**What the exercise asks:**
Copy every line from the records below that holds the word "Vehicle".

——————

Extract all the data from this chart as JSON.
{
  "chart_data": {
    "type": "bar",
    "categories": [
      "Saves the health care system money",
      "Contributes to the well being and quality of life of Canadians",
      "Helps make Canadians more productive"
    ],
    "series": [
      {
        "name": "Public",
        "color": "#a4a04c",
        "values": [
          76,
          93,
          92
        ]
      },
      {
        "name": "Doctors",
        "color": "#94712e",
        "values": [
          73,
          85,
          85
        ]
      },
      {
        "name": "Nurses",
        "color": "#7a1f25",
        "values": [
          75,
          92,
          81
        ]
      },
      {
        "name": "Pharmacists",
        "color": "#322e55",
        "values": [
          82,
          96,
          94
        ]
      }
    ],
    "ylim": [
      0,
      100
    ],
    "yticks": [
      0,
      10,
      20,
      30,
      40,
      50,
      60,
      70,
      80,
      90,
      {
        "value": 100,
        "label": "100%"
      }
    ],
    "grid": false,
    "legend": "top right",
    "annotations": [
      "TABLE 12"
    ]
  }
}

——————

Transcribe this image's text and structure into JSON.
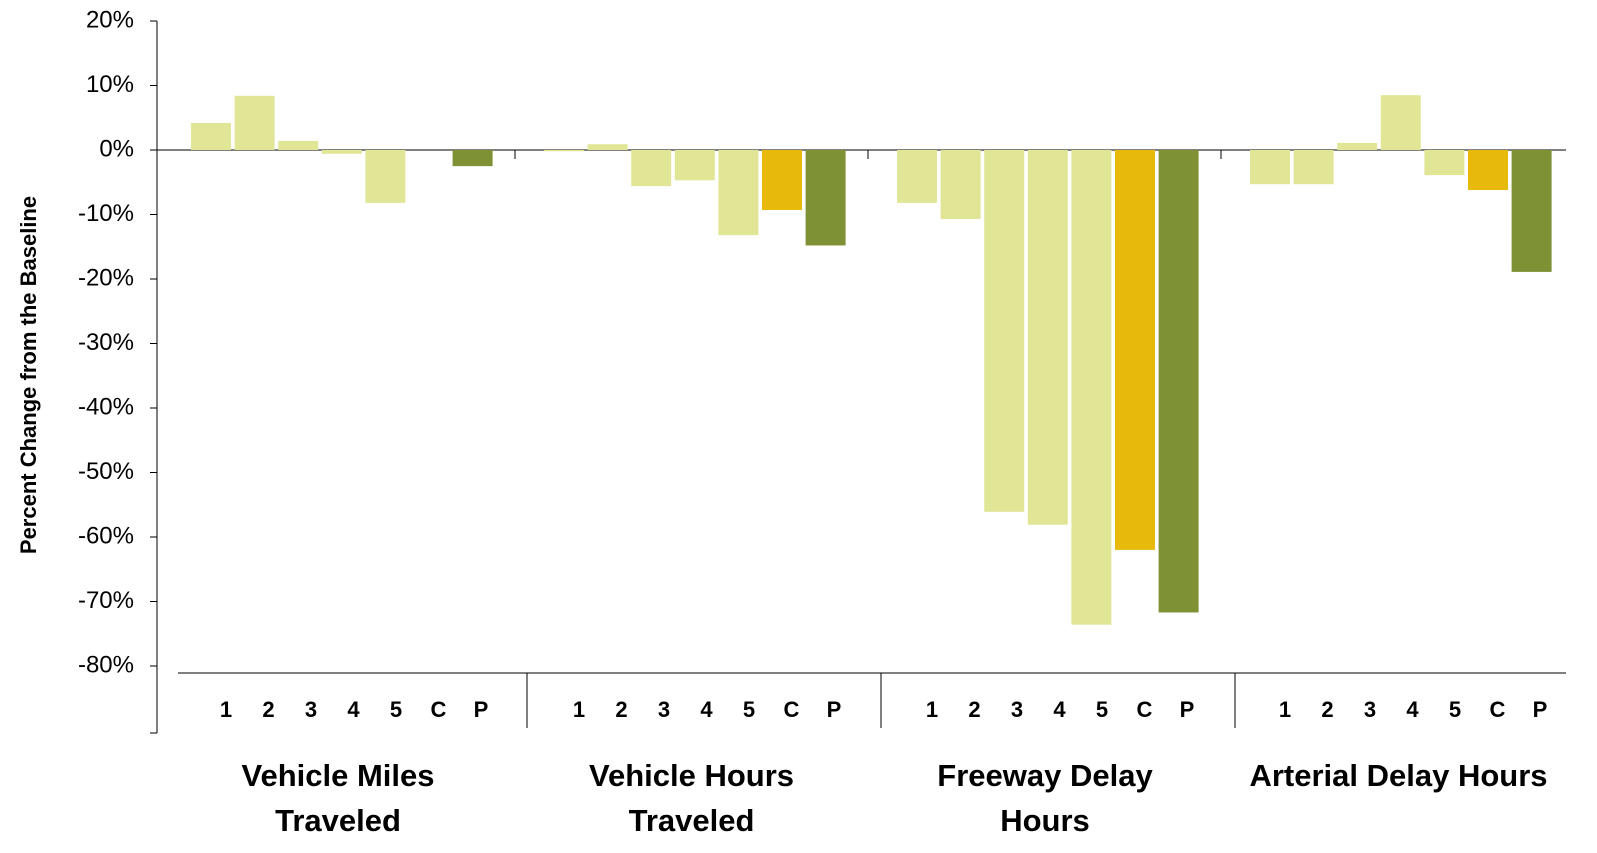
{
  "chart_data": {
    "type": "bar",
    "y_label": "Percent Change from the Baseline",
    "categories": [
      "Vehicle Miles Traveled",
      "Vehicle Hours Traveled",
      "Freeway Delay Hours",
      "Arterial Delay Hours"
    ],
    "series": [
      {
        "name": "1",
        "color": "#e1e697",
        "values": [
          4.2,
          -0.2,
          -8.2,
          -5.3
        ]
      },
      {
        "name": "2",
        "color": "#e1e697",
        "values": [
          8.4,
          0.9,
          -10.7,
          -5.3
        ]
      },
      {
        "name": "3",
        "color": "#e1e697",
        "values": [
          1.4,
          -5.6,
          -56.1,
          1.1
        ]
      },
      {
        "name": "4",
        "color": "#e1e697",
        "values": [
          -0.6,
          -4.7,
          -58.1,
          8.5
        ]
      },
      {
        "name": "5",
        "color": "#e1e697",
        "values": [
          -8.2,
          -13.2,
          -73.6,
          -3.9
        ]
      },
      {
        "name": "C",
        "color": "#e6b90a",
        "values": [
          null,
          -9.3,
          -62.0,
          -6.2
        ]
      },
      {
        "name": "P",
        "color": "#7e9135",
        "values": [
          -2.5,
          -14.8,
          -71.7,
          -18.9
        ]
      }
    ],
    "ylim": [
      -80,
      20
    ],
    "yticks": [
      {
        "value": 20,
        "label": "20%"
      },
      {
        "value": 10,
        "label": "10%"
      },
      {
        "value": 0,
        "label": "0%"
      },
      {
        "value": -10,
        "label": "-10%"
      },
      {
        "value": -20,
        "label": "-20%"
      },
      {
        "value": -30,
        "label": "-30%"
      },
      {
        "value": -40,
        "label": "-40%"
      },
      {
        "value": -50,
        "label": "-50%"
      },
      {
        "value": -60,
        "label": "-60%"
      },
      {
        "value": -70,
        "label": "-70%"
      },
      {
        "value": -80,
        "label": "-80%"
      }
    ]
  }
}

——————

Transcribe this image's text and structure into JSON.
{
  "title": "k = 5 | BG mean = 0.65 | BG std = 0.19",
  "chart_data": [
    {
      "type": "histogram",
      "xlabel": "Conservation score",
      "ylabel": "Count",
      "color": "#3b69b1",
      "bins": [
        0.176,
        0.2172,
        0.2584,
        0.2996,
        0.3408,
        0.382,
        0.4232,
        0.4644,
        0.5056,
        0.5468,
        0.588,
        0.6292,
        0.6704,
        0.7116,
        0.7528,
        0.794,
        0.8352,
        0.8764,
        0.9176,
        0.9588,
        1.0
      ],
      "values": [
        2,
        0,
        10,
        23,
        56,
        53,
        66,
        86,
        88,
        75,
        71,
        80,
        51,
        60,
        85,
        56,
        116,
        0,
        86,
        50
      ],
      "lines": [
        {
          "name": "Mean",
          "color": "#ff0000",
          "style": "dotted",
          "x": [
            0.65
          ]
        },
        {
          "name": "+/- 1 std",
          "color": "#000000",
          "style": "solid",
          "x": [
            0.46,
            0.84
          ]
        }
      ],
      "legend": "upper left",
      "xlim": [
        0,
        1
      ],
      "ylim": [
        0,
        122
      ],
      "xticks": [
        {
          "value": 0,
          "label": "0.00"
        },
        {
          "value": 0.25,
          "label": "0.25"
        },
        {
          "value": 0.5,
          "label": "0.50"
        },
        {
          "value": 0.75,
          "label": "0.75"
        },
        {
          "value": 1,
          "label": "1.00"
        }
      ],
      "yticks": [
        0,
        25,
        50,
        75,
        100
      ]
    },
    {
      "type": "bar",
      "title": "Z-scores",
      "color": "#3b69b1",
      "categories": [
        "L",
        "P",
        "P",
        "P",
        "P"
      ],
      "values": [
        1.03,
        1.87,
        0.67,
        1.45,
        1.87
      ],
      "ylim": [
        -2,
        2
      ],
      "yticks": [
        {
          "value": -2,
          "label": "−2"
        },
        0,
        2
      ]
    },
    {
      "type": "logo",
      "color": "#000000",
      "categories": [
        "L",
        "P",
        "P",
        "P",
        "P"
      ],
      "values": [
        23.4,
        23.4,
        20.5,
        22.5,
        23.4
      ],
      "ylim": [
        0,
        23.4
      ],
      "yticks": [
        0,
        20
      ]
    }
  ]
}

——————

**Exercise solution:**
      "Vehicle Miles Traveled",
      "Vehicle Hours Traveled",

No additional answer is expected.